┌──
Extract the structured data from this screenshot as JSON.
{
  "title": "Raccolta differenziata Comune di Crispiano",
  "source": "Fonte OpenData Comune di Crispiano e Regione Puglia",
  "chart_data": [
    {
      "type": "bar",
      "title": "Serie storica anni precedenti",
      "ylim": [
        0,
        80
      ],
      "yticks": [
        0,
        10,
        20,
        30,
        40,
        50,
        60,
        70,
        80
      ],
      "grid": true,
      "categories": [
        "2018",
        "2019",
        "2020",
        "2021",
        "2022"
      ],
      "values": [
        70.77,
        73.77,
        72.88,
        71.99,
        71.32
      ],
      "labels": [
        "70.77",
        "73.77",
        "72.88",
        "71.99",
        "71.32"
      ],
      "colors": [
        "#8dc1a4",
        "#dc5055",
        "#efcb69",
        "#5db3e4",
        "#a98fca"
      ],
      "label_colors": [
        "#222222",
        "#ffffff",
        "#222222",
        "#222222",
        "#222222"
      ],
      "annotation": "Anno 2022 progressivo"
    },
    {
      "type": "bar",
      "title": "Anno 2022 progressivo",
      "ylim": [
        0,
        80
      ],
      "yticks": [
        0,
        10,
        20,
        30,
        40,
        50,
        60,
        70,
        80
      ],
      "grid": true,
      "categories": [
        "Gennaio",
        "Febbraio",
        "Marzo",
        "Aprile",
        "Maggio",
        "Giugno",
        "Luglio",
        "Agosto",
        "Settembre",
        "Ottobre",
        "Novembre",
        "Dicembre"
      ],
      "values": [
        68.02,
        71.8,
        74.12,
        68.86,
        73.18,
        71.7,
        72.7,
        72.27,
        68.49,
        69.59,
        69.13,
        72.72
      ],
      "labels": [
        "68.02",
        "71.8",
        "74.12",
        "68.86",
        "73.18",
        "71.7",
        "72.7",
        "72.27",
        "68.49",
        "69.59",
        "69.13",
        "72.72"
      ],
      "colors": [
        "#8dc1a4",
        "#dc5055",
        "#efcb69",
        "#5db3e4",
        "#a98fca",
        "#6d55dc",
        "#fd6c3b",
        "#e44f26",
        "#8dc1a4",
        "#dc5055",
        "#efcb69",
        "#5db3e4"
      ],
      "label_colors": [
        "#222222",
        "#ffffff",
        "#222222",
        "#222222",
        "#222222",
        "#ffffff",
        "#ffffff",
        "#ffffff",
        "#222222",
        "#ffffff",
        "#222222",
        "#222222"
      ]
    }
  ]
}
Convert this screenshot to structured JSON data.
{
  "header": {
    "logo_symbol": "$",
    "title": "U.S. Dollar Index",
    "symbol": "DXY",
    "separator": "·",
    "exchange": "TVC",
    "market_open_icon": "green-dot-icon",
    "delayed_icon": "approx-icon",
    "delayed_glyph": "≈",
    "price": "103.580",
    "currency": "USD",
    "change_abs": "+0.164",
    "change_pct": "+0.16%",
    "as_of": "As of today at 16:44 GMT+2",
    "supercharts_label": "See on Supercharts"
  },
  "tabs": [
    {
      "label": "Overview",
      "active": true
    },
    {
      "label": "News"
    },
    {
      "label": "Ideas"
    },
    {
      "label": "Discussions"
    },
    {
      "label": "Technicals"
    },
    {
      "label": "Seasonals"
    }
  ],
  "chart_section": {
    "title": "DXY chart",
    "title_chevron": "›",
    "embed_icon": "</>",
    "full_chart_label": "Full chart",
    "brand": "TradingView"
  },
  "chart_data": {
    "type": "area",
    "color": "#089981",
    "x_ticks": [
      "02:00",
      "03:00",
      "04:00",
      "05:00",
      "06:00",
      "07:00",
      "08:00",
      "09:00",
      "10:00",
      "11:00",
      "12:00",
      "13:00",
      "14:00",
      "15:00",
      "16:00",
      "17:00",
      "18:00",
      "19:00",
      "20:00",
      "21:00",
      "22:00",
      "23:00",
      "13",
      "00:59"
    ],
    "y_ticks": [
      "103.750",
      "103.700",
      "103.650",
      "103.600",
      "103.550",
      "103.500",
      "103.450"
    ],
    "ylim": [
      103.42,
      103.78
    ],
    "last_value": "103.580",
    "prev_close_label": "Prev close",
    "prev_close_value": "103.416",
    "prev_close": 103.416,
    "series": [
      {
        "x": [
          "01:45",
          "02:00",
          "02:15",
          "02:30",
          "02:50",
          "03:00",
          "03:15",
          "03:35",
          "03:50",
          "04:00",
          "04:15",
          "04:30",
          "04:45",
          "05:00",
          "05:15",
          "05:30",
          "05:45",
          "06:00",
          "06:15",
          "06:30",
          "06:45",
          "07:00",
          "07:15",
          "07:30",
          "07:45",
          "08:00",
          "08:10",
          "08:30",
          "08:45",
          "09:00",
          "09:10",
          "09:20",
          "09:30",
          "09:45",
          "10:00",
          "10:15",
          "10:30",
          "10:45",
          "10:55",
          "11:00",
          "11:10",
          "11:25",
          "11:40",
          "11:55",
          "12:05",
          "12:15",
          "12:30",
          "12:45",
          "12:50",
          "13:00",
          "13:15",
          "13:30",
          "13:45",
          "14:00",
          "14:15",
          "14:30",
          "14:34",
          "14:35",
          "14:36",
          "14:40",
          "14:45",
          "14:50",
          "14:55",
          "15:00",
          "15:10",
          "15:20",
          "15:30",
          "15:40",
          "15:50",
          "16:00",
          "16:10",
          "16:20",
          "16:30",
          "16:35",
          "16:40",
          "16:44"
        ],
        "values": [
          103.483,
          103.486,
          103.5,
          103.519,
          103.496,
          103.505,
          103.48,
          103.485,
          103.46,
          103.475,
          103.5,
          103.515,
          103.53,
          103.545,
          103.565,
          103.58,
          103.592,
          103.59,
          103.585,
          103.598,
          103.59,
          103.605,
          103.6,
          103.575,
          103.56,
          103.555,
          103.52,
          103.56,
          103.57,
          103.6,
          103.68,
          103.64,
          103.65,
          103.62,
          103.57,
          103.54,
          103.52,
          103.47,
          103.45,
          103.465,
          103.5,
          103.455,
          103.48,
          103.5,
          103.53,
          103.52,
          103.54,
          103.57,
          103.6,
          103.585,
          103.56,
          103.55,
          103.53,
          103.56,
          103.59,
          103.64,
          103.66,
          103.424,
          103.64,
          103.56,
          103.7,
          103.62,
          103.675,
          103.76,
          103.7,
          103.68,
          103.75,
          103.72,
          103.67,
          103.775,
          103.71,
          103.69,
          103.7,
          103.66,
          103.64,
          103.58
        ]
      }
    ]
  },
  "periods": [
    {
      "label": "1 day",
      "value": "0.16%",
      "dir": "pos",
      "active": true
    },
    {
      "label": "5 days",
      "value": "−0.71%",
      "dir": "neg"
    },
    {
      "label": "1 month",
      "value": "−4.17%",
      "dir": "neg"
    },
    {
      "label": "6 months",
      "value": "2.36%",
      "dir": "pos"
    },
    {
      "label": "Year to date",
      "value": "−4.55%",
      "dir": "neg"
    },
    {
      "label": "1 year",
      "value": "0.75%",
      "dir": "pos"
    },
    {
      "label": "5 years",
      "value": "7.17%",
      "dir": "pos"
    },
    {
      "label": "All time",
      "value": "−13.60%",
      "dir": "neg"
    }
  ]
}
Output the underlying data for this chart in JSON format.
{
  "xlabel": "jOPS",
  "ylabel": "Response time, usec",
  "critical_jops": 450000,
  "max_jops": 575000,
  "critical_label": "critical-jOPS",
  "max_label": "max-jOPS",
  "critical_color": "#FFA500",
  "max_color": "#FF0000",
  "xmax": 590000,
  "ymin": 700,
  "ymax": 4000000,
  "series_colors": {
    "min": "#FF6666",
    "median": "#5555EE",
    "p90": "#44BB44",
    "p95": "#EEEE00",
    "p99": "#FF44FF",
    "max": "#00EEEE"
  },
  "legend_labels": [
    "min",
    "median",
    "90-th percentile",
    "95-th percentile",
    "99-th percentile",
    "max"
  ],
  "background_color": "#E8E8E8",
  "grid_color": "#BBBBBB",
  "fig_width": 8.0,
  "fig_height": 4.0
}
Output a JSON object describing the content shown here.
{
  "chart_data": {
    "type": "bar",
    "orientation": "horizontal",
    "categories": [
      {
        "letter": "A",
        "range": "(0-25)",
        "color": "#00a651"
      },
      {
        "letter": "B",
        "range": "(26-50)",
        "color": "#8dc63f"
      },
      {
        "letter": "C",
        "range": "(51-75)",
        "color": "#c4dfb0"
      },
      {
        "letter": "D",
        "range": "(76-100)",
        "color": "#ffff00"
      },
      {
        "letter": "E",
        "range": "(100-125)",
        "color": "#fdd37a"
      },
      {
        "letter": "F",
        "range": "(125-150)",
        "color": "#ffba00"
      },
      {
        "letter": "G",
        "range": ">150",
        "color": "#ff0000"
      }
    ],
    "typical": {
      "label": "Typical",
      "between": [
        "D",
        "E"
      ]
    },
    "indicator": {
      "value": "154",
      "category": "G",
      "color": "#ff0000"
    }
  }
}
└──
_GIVEN REQUEST_:
Across the records, count the lines holding the string "range". Give the number and stop.

_TASK RESPONSE_:
7